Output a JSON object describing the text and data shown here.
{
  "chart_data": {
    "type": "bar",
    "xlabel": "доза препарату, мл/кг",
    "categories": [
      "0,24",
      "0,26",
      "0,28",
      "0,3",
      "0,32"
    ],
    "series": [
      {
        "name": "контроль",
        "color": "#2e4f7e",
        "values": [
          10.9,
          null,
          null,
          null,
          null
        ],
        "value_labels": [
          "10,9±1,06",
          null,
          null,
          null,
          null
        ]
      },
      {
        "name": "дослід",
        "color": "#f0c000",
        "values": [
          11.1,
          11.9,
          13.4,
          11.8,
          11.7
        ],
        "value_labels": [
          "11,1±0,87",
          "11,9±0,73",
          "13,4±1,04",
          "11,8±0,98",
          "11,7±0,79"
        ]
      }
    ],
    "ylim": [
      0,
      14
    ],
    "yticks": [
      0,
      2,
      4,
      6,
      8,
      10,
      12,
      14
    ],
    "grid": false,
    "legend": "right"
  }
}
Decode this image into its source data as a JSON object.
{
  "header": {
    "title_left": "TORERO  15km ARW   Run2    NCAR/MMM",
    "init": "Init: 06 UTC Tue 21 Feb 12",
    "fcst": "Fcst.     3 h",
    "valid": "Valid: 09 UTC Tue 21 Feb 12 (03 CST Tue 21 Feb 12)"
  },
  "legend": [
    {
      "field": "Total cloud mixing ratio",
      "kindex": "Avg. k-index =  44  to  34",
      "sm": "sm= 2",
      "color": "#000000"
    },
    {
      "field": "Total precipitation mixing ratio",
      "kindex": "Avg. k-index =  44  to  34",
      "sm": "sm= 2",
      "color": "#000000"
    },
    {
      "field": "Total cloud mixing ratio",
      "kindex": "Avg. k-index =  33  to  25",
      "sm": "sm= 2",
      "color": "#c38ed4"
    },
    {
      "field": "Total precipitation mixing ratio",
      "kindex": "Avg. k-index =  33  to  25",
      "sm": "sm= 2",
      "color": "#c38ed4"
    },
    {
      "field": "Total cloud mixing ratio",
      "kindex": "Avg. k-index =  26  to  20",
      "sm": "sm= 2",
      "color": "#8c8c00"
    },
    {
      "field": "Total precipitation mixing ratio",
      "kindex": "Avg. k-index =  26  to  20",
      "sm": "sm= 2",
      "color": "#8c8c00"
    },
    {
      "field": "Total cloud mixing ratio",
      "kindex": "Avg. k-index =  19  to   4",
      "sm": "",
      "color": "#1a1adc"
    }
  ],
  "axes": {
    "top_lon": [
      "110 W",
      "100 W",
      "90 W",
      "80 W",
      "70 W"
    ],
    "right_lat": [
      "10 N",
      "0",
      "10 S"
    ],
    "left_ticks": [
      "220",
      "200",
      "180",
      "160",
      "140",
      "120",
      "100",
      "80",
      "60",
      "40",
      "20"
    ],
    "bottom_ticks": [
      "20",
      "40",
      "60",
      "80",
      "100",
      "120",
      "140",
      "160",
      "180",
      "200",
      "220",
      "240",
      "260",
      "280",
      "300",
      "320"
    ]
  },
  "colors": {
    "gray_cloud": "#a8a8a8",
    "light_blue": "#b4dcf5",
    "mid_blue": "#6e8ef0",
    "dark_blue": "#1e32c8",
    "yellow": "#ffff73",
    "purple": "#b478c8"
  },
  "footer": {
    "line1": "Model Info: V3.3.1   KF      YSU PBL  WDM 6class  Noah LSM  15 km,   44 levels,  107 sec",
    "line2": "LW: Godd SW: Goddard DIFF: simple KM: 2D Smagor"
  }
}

****************

Would you copy out each line exactly as written?

Output a JSON object describing the text and data shown here.
{
  "chart_data": {
    "type": "bar",
    "xlabel": "доза препарату, мл/кг",
    "categories": [
      "0,24",
      "0,26",
      "0,28",
      "0,3",
      "0,32"
    ],
    "series": [
      {
        "name": "контроль",
        "color": "#2e4f7e",
        "values": [
          10.9,
          null,
          null,
          null,
          null
        ],
        "value_labels": [
          "10,9±1,06",
          null,
          null,
          null,
          null
        ]
      },
      {
        "name": "дослід",
        "color": "#f0c000",
        "values": [
          11.1,
          11.9,
          13.4,
          11.8,
          11.7
        ],
        "value_labels": [
          "11,1±0,87",
          "11,9±0,73",
          "13,4±1,04",
          "11,8±0,98",
          "11,7±0,79"
        ]
      }
    ],
    "ylim": [
      0,
      14
    ],
    "yticks": [
      0,
      2,
      4,
      6,
      8,
      10,
      12,
      14
    ],
    "grid": false,
    "legend": "right"
  }
}
Decode this image into its source data as a JSON object.
{
  "header": {
    "title_left": "TORERO  15km ARW   Run2    NCAR/MMM",
    "init": "Init: 06 UTC Tue 21 Feb 12",
    "fcst": "Fcst.     3 h",
    "valid": "Valid: 09 UTC Tue 21 Feb 12 (03 CST Tue 21 Feb 12)"
  },
  "legend": [
    {
      "field": "Total cloud mixing ratio",
      "kindex": "Avg. k-index =  44  to  34",
      "sm": "sm= 2",
      "color": "#000000"
    },
    {
      "field": "Total precipitation mixing ratio",
      "kindex": "Avg. k-index =  44  to  34",
      "sm": "sm= 2",
      "color": "#000000"
    },
    {
      "field": "Total cloud mixing ratio",
      "kindex": "Avg. k-index =  33  to  25",
      "sm": "sm= 2",
      "color": "#c38ed4"
    },
    {
      "field": "Total precipitation mixing ratio",
      "kindex": "Avg. k-index =  33  to  25",
      "sm": "sm= 2",
      "color": "#c38ed4"
    },
    {
      "field": "Total cloud mixing ratio",
      "kindex": "Avg. k-index =  26  to  20",
      "sm": "sm= 2",
      "color": "#8c8c00"
    },
    {
      "field": "Total precipitation mixing ratio",
      "kindex": "Avg. k-index =  26  to  20",
      "sm": "sm= 2",
      "color": "#8c8c00"
    },
    {
      "field": "Total cloud mixing ratio",
      "kindex": "Avg. k-index =  19  to   4",
      "sm": "",
      "color": "#1a1adc"
    }
  ],
  "axes": {
    "top_lon": [
      "110 W",
      "100 W",
      "90 W",
      "80 W",
      "70 W"
    ],
    "right_lat": [
      "10 N",
      "0",
      "10 S"
    ],
    "left_ticks": [
      "220",
      "200",
      "180",
      "160",
      "140",
      "120",
      "100",
      "80",
      "60",
      "40",
      "20"
    ],
    "bottom_ticks": [
      "20",
      "40",
      "60",
      "80",
      "100",
      "120",
      "140",
      "160",
      "180",
      "200",
      "220",
      "240",
      "260",
      "280",
      "300",
      "320"
    ]
  },
  "colors": {
    "gray_cloud": "#a8a8a8",
    "light_blue": "#b4dcf5",
    "mid_blue": "#6e8ef0",
    "dark_blue": "#1e32c8",
    "yellow": "#ffff73",
    "purple": "#b478c8"
  },
  "footer": {
    "line1": "Model Info: V3.3.1   KF      YSU PBL  WDM 6class  Noah LSM  15 km,   44 levels,  107 sec",
    "line2": "LW: Godd SW: Goddard DIFF: simple KM: 2D Smagor"
  }
}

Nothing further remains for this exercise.